Objective ->
Retype the lines of the listing from the one with "chart-title: rstanemax 2024: [390, 33, 531, 53]" to the one with "x-tick-month: Mar: [260, 452, 288, 468]", both ends included, exactly as they stand.

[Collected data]

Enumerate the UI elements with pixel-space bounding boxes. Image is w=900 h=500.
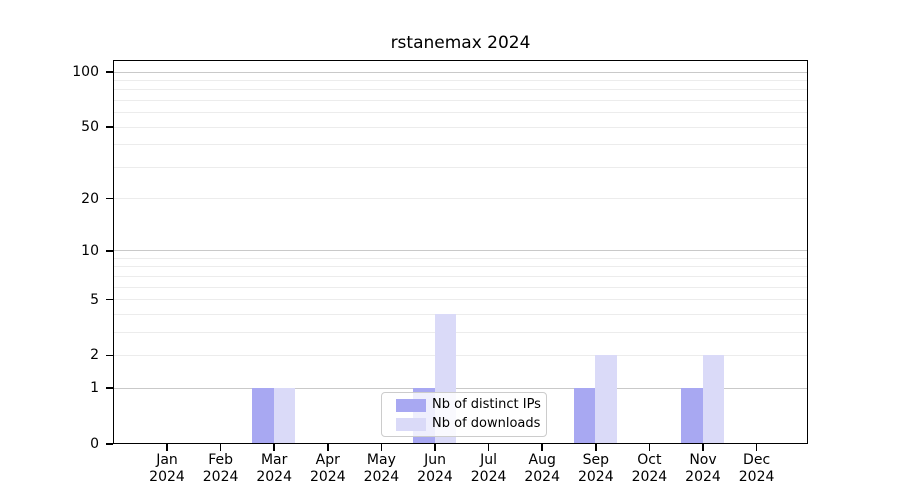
chart-title: rstanemax 2024: [390, 33, 531, 53]
y-tick-mark: [106, 71, 113, 73]
x-tick-label: Dec 2024: [725, 452, 789, 486]
y-tick-mark: [106, 197, 113, 200]
y-major-gridline: [113, 71, 808, 73]
x-tick-label: Feb 2024: [189, 452, 253, 486]
y-minor-gridline: [113, 89, 808, 91]
legend: Nb of distinct IPs Nb of downloads: [381, 392, 547, 437]
x-tick-month: Mar: [260, 452, 288, 468]
bar-downloads-mar: [273, 388, 296, 444]
x-tick-mark: [434, 444, 436, 451]
y-tick-mark: [106, 249, 113, 252]
x-tick-month: Jul: [480, 452, 498, 468]
y-minor-gridline: [113, 99, 808, 101]
x-tick-month: May: [366, 452, 396, 468]
y-tick-label: 20: [81, 190, 99, 207]
y-minor-gridline: [113, 266, 808, 268]
x-tick-month: Jan: [156, 452, 178, 468]
x-tick-mark: [541, 444, 543, 451]
x-tick-label: Aug 2024: [510, 452, 574, 486]
y-minor-gridline: [113, 331, 808, 333]
x-tick-year: 2024: [256, 469, 292, 485]
x-tick-label: Sep 2024: [564, 452, 628, 486]
x-tick-mark: [380, 444, 383, 451]
x-tick-month: Jun: [424, 452, 446, 468]
bar-ips-sep: [573, 388, 596, 444]
y-tick-label: 2: [90, 347, 99, 364]
x-tick-month: Nov: [689, 452, 717, 468]
legend-item-label: Nb of distinct IPs: [432, 397, 541, 412]
x-tick-year: 2024: [417, 469, 453, 485]
bar-downloads-sep: [595, 355, 617, 444]
legend-item-label: Nb of downloads: [432, 416, 541, 431]
y-tick-label: 10: [81, 242, 99, 259]
x-tick-label: Mar 2024: [242, 452, 306, 486]
y-tick-mark: [106, 298, 113, 301]
y-tick-mark: [106, 443, 113, 445]
legend-item: Nb of distinct IPs: [396, 398, 546, 412]
x-tick-year: 2024: [470, 469, 507, 485]
x-tick-label: Nov 2024: [671, 452, 735, 486]
y-minor-gridline: [113, 354, 808, 356]
x-tick-month: Oct: [637, 452, 662, 468]
x-tick-year: 2024: [524, 469, 560, 485]
y-minor-gridline: [113, 144, 808, 146]
x-tick-year: 2024: [309, 469, 346, 485]
x-tick-mark: [755, 444, 758, 451]
y-minor-gridline: [113, 257, 808, 259]
x-tick-mark: [595, 444, 597, 451]
y-minor-gridline: [113, 198, 808, 200]
x-tick-year: 2024: [685, 469, 721, 485]
x-tick-mark: [219, 444, 222, 451]
y-minor-gridline: [113, 112, 808, 114]
bar-ips-nov: [681, 388, 703, 444]
x-tick-label: May 2024: [349, 452, 413, 486]
x-tick-label: Oct 2024: [617, 452, 681, 486]
y-tick-mark: [106, 354, 113, 357]
y-tick-label: 5: [90, 291, 99, 308]
x-tick-mark: [487, 444, 490, 451]
x-tick-mark: [273, 444, 275, 451]
y-minor-gridline: [113, 313, 808, 315]
x-tick-year: 2024: [738, 469, 775, 485]
y-tick-mark: [106, 387, 113, 389]
x-tick-year: 2024: [149, 469, 185, 485]
y-tick-mark: [106, 126, 113, 128]
x-tick-label: Jul 2024: [457, 452, 521, 486]
x-tick-year: 2024: [202, 469, 239, 485]
y-tick-label: 0: [90, 436, 99, 452]
legend-swatch-ips: [396, 398, 426, 412]
y-minor-gridline: [113, 299, 808, 301]
y-tick-label: 50: [81, 119, 99, 136]
x-tick-month: Aug: [528, 452, 556, 468]
y-minor-gridline: [113, 166, 808, 168]
x-tick-mark: [648, 444, 651, 451]
x-tick-month: Sep: [582, 452, 609, 468]
x-tick-month: Feb: [208, 452, 233, 468]
bar-downloads-nov: [702, 355, 724, 444]
plot-area: [113, 60, 808, 444]
x-tick-year: 2024: [631, 469, 668, 485]
x-tick-year: 2024: [363, 469, 400, 485]
x-tick-mark: [166, 444, 168, 451]
x-tick-label: Apr 2024: [296, 452, 360, 486]
y-tick-label: 100: [72, 64, 99, 81]
x-tick-mark: [327, 444, 329, 451]
y-minor-gridline: [113, 275, 808, 277]
y-tick-label: 1: [90, 380, 99, 397]
x-tick-label: Jun 2024: [403, 452, 467, 486]
x-tick-year: 2024: [577, 469, 614, 485]
x-tick-month: Apr: [315, 452, 340, 468]
x-tick-label: Jan 2024: [135, 452, 199, 486]
y-major-gridline: [113, 387, 808, 389]
x-tick-month: Dec: [743, 452, 771, 468]
x-tick-mark: [702, 444, 704, 451]
legend-swatch-downloads: [396, 417, 426, 431]
y-minor-gridline: [113, 79, 808, 81]
y-minor-gridline: [113, 126, 808, 128]
bar-ips-mar: [252, 388, 274, 444]
y-major-gridline: [113, 250, 808, 252]
y-minor-gridline: [113, 286, 808, 288]
legend-item: Nb of downloads: [396, 417, 546, 431]
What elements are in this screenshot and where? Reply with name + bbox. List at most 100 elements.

Full output ->
chart-title: rstanemax 2024: [390, 33, 531, 53]
y-tick-mark: [106, 71, 113, 73]
x-tick-label: Dec 2024: [725, 452, 789, 486]
y-tick-mark: [106, 197, 113, 200]
y-major-gridline: [113, 71, 808, 73]
x-tick-label: Feb 2024: [189, 452, 253, 486]
y-minor-gridline: [113, 89, 808, 91]
legend: Nb of distinct IPs Nb of downloads: [381, 392, 547, 437]
x-tick-month: Mar: [260, 452, 288, 468]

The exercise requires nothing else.